→ **Aim of the task**:
Pull out every line from the listing that has the word "TXT文本数据源".

↓

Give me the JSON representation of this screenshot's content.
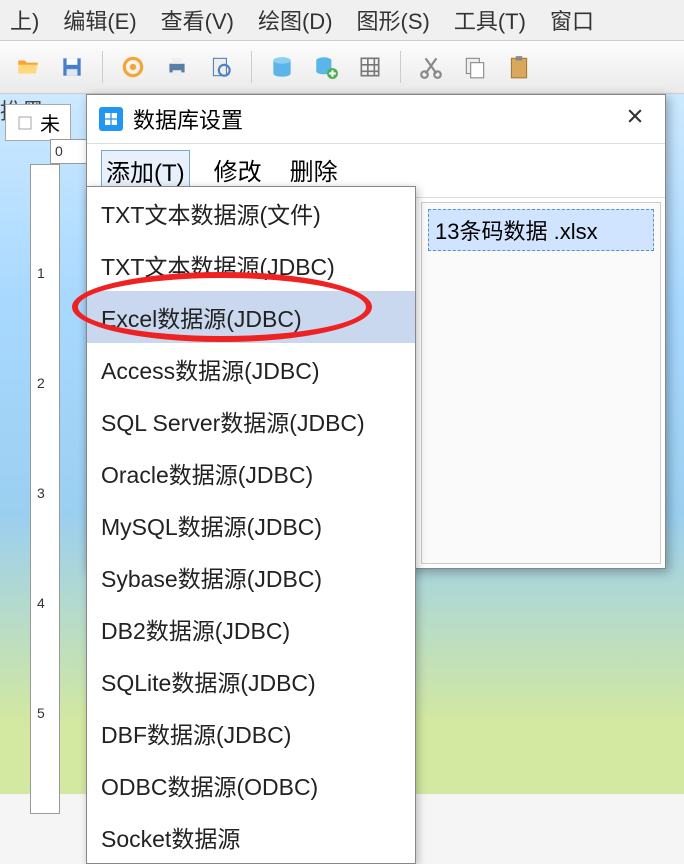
{
  "menubar": {
    "items": [
      "上)",
      "编辑(E)",
      "查看(V)",
      "绘图(D)",
      "图形(S)",
      "工具(T)",
      "窗口"
    ]
  },
  "toolbar": {
    "icons": [
      "folder-open",
      "save",
      "gear",
      "print",
      "print-preview",
      "database",
      "database-add",
      "grid",
      "cut",
      "copy",
      "paste"
    ]
  },
  "document": {
    "tab_label": "未",
    "bg_text": "推黑",
    "ruler_zero": "0"
  },
  "dialog": {
    "title": "数据库设置",
    "menu": {
      "add": "添加(T)",
      "modify": "修改",
      "delete": "删除"
    },
    "file_item": "13条码数据 .xlsx"
  },
  "dropdown": {
    "items": [
      {
        "label": "TXT文本数据源(文件)",
        "highlighted": false
      },
      {
        "label": "TXT文本数据源(JDBC)",
        "highlighted": false
      },
      {
        "label": "Excel数据源(JDBC)",
        "highlighted": true
      },
      {
        "label": "Access数据源(JDBC)",
        "highlighted": false
      },
      {
        "label": "SQL Server数据源(JDBC)",
        "highlighted": false
      },
      {
        "label": "Oracle数据源(JDBC)",
        "highlighted": false
      },
      {
        "label": "MySQL数据源(JDBC)",
        "highlighted": false
      },
      {
        "label": "Sybase数据源(JDBC)",
        "highlighted": false
      },
      {
        "label": "DB2数据源(JDBC)",
        "highlighted": false
      },
      {
        "label": "SQLite数据源(JDBC)",
        "highlighted": false
      },
      {
        "label": "DBF数据源(JDBC)",
        "highlighted": false
      },
      {
        "label": "ODBC数据源(ODBC)",
        "highlighted": false
      },
      {
        "label": "Socket数据源",
        "highlighted": false
      }
    ]
  },
  "ruler_v_ticks": [
    "1",
    "2",
    "3",
    "4",
    "5"
  ]
}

↑

→ **The response**:
        "label": "TXT文本数据源(文件)",
        "label": "TXT文本数据源(JDBC)",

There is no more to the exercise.